Job: Set down all of the data exactly as it appears.

Dataset entries on figures:
——
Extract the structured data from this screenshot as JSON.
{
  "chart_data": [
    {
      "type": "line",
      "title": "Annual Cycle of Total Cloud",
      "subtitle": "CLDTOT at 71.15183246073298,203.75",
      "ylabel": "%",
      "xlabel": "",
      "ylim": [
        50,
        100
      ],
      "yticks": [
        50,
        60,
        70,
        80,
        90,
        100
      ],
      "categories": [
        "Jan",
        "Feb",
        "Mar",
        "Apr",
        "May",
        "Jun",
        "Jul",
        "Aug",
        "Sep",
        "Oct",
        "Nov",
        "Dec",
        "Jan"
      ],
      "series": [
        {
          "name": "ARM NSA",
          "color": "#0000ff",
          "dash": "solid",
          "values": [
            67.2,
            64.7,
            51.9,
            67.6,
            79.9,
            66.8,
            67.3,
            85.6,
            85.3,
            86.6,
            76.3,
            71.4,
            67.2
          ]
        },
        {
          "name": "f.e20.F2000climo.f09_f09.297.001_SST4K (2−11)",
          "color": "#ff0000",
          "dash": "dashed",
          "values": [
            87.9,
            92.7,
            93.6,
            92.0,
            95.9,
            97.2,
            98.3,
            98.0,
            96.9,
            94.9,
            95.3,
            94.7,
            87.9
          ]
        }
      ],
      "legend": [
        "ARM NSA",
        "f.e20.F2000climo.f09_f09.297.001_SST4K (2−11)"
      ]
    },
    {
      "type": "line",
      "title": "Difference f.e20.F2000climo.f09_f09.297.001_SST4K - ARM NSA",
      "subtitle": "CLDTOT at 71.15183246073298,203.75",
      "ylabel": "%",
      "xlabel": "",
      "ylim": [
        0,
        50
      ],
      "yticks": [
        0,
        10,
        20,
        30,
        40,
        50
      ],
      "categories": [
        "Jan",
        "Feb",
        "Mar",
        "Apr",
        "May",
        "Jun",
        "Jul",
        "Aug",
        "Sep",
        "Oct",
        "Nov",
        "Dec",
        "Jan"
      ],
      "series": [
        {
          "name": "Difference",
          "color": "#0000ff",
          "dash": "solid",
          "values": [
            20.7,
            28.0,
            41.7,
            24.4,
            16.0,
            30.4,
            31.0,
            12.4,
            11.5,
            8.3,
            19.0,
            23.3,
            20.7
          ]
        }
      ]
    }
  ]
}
——
Solved problem:
Extract the structured data from this screenshot as JSON.
{
  "chart_data": [
    {
      "type": "line",
      "title": "Annual Cycle of Total Cloud",
      "subtitle": "CLDTOT at 71.15183246073298,203.75",
      "ylabel": "%",
      "xlabel": "",
      "ylim": [
        50,
        100
      ],
      "yticks": [
        50,
        60,
        70,
        80,
        90,
        100
      ],
      "categories": [
        "Jan",
        "Feb",
        "Mar",
        "Apr",
        "May",
        "Jun",
        "Jul",
        "Aug",
        "Sep",
        "Oct",
        "Nov",
        "Dec",
        "Jan"
      ],
      "series": [
        {
          "name": "ARM NSA",
          "color": "#0000ff",
          "dash": "solid",
          "values": [
            67.2,
            64.7,
            51.9,
            67.6,
            79.9,
            66.8,
            67.3,
            85.6,
            85.3,
            86.6,
            76.3,
            71.4,
            67.2
          ]
        },
        {
          "name": "f.e20.F2000climo.f09_f09.297.001_SST4K (2−11)",
          "color": "#ff0000",
          "dash": "dashed",
          "values": [
            87.9,
            92.7,
            93.6,
            92.0,
            95.9,
            97.2,
            98.3,
            98.0,
            96.9,
            94.9,
            95.3,
            94.7,
            87.9
          ]
        }
      ],
      "legend": [
        "ARM NSA",
        "f.e20.F2000climo.f09_f09.297.001_SST4K (2−11)"
      ]
    },
    {
      "type": "line",
      "title": "Difference f.e20.F2000climo.f09_f09.297.001_SST4K - ARM NSA",
      "subtitle": "CLDTOT at 71.15183246073298,203.75",
      "ylabel": "%",
      "xlabel": "",
      "ylim": [
        0,
        50
      ],
      "yticks": [
        0,
        10,
        20,
        30,
        40,
        50
      ],
      "categories": [
        "Jan",
        "Feb",
        "Mar",
        "Apr",
        "May",
        "Jun",
        "Jul",
        "Aug",
        "Sep",
        "Oct",
        "Nov",
        "Dec",
        "Jan"
      ],
      "series": [
        {
          "name": "Difference",
          "color": "#0000ff",
          "dash": "solid",
          "values": [
            20.7,
            28.0,
            41.7,
            24.4,
            16.0,
            30.4,
            31.0,
            12.4,
            11.5,
            8.3,
            19.0,
            23.3,
            20.7
          ]
        }
      ]
    }
  ]
}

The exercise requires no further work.